## Given exercise
Please write the listing below out again exactly, leaving every picture behind.

## Task data
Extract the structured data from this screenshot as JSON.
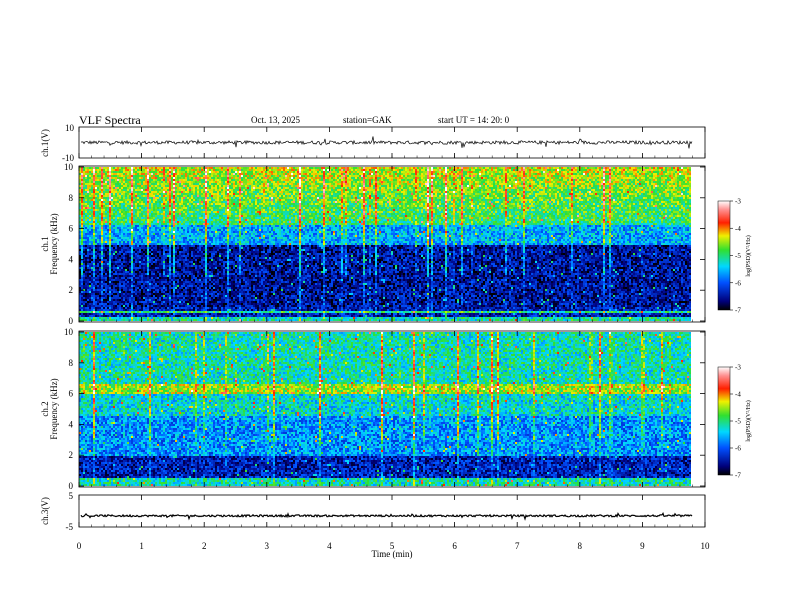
{
  "header": {
    "title": "VLF  Spectra",
    "date": "Oct. 13, 2025",
    "station": "station=GAK",
    "start": "start  UT  =   14: 20: 0"
  },
  "chart_data": [
    {
      "type": "line",
      "panel": "ch1-waveform",
      "ylabel": "ch.1(V)",
      "ylim": [
        -10,
        10
      ],
      "yticks": [
        "10",
        "-10"
      ],
      "xlim": [
        0,
        10
      ],
      "baseline": 0
    },
    {
      "type": "heatmap",
      "panel": "ch1-spectrogram",
      "ylabel": "ch.1",
      "ylabel2": "Frequency  (kHz)",
      "ylim": [
        0,
        10
      ],
      "yticks": [
        "0",
        "2",
        "4",
        "6",
        "8",
        "10"
      ],
      "xlim": [
        0,
        9.8
      ],
      "colorbar": {
        "label": "log(PSD)(V²/Hz)",
        "range": [
          -7,
          -3
        ],
        "ticks": [
          "-3",
          "-4",
          "-5",
          "-6",
          "-7"
        ]
      }
    },
    {
      "type": "heatmap",
      "panel": "ch2-spectrogram",
      "ylabel": "ch.2",
      "ylabel2": "Frequency  (kHz)",
      "ylim": [
        0,
        10
      ],
      "yticks": [
        "0",
        "2",
        "4",
        "6",
        "8",
        "10"
      ],
      "xlim": [
        0,
        9.8
      ],
      "colorbar": {
        "label": "log(PSD)(V²/Hz)",
        "range": [
          -7,
          -3
        ],
        "ticks": [
          "-3",
          "-4",
          "-5",
          "-6",
          "-7"
        ]
      }
    },
    {
      "type": "line",
      "panel": "ch3-waveform",
      "ylabel": "ch.3(V)",
      "ylim": [
        -5,
        5
      ],
      "yticks": [
        "5",
        "-5"
      ],
      "xlim": [
        0,
        10
      ],
      "baseline": -1.5
    }
  ],
  "xaxis": {
    "label": "Time  (min)",
    "ticks": [
      "0",
      "1",
      "2",
      "3",
      "4",
      "5",
      "6",
      "7",
      "8",
      "9",
      "10"
    ]
  },
  "colors": {
    "low": "#000070",
    "mid": "#00d0ff",
    "green": "#30e030",
    "high": "#ff2000",
    "top": "#ffffff"
  }
}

## Reply to the task
Extract the structured data from this screenshot as JSON.
{
  "header": {
    "title": "VLF  Spectra",
    "date": "Oct. 13, 2025",
    "station": "station=GAK",
    "start": "start  UT  =   14: 20: 0"
  },
  "chart_data": [
    {
      "type": "line",
      "panel": "ch1-waveform",
      "ylabel": "ch.1(V)",
      "ylim": [
        -10,
        10
      ],
      "yticks": [
        "10",
        "-10"
      ],
      "xlim": [
        0,
        10
      ],
      "baseline": 0
    },
    {
      "type": "heatmap",
      "panel": "ch1-spectrogram",
      "ylabel": "ch.1",
      "ylabel2": "Frequency  (kHz)",
      "ylim": [
        0,
        10
      ],
      "yticks": [
        "0",
        "2",
        "4",
        "6",
        "8",
        "10"
      ],
      "xlim": [
        0,
        9.8
      ],
      "colorbar": {
        "label": "log(PSD)(V²/Hz)",
        "range": [
          -7,
          -3
        ],
        "ticks": [
          "-3",
          "-4",
          "-5",
          "-6",
          "-7"
        ]
      }
    },
    {
      "type": "heatmap",
      "panel": "ch2-spectrogram",
      "ylabel": "ch.2",
      "ylabel2": "Frequency  (kHz)",
      "ylim": [
        0,
        10
      ],
      "yticks": [
        "0",
        "2",
        "4",
        "6",
        "8",
        "10"
      ],
      "xlim": [
        0,
        9.8
      ],
      "colorbar": {
        "label": "log(PSD)(V²/Hz)",
        "range": [
          -7,
          -3
        ],
        "ticks": [
          "-3",
          "-4",
          "-5",
          "-6",
          "-7"
        ]
      }
    },
    {
      "type": "line",
      "panel": "ch3-waveform",
      "ylabel": "ch.3(V)",
      "ylim": [
        -5,
        5
      ],
      "yticks": [
        "5",
        "-5"
      ],
      "xlim": [
        0,
        10
      ],
      "baseline": -1.5
    }
  ],
  "xaxis": {
    "label": "Time  (min)",
    "ticks": [
      "0",
      "1",
      "2",
      "3",
      "4",
      "5",
      "6",
      "7",
      "8",
      "9",
      "10"
    ]
  },
  "colors": {
    "low": "#000070",
    "mid": "#00d0ff",
    "green": "#30e030",
    "high": "#ff2000",
    "top": "#ffffff"
  }
}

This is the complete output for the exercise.